§ **SHORT TASK**: Restate every entry word for word.

[Records excerpted from a collection]
>> BEGIN
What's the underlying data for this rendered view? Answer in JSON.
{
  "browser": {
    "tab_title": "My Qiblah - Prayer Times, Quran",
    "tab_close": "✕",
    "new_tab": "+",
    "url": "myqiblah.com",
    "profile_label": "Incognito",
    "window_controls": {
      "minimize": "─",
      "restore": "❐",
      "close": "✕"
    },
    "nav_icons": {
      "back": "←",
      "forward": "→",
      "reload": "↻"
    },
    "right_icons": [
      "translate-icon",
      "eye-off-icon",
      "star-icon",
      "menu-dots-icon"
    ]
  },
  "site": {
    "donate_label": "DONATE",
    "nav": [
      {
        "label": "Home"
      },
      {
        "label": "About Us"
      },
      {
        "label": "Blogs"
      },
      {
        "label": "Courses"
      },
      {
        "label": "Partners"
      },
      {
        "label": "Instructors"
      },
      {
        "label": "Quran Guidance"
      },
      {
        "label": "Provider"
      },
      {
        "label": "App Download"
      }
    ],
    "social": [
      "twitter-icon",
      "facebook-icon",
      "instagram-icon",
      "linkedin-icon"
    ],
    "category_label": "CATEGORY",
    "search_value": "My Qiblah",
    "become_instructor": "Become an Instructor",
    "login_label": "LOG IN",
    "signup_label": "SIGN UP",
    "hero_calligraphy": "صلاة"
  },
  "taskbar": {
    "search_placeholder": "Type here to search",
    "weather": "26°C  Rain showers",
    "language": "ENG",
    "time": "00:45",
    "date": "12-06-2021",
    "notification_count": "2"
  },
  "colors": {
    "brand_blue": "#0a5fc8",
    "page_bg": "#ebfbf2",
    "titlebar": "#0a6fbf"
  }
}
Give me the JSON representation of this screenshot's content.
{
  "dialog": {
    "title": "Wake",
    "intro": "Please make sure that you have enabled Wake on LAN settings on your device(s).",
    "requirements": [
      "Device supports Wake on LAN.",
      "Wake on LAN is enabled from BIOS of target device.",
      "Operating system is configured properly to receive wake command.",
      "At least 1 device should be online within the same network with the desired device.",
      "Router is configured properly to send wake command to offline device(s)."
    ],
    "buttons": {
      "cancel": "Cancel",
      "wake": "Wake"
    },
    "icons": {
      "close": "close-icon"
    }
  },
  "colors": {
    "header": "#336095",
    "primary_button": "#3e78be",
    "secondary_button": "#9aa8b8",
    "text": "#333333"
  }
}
>> END
§ **COMPLETE OUTPUT**:
What's the underlying data for this rendered view? Answer in JSON.
{
  "browser": {
    "tab_title": "My Qiblah - Prayer Times, Quran",
    "tab_close": "✕",
    "new_tab": "+",
    "url": "myqiblah.com",
    "profile_label": "Incognito",
    "window_controls": {
      "minimize": "─",
      "restore": "❐",
      "close": "✕"
    },
    "nav_icons": {
      "back": "←",
      "forward": "→",
      "reload": "↻"
    },
    "right_icons": [
      "translate-icon",
      "eye-off-icon",
      "star-icon",
      "menu-dots-icon"
    ]
  },
  "site": {
    "donate_label": "DONATE",
    "nav": [
      {
        "label": "Home"
      },
      {
        "label": "About Us"
      },
      {
        "label": "Blogs"
      },
      {
        "label": "Courses"
      },
      {
        "label": "Partners"
      },
      {
        "label": "Instructors"
      },
      {
        "label": "Quran Guidance"
      },
      {
        "label": "Provider"
      },
      {
        "label": "App Download"
      }
    ],
    "social": [
      "twitter-icon",
      "facebook-icon",
      "instagram-icon",
      "linkedin-icon"
    ],
    "category_label": "CATEGORY",
    "search_value": "My Qiblah",
    "become_instructor": "Become an Instructor",
    "login_label": "LOG IN",
    "signup_label": "SIGN UP",
    "hero_calligraphy": "صلاة"
  },
  "taskbar": {
    "search_placeholder": "Type here to search",
    "weather": "26°C  Rain showers",
    "language": "ENG",
    "time": "00:45",
    "date": "12-06-2021",
    "notification_count": "2"
  },
  "colors": {
    "brand_blue": "#0a5fc8",
    "page_bg": "#ebfbf2",
    "titlebar": "#0a6fbf"
  }
}
Give me the JSON representation of this screenshot's content.
{
  "dialog": {
    "title": "Wake",
    "intro": "Please make sure that you have enabled Wake on LAN settings on your device(s).",
    "requirements": [
      "Device supports Wake on LAN.",
      "Wake on LAN is enabled from BIOS of target device.",
      "Operating system is configured properly to receive wake command.",
      "At least 1 device should be online within the same network with the desired device.",
      "Router is configured properly to send wake command to offline device(s)."
    ],
    "buttons": {
      "cancel": "Cancel",
      "wake": "Wake"
    },
    "icons": {
      "close": "close-icon"
    }
  },
  "colors": {
    "header": "#336095",
    "primary_button": "#3e78be",
    "secondary_button": "#9aa8b8",
    "text": "#333333"
  }
}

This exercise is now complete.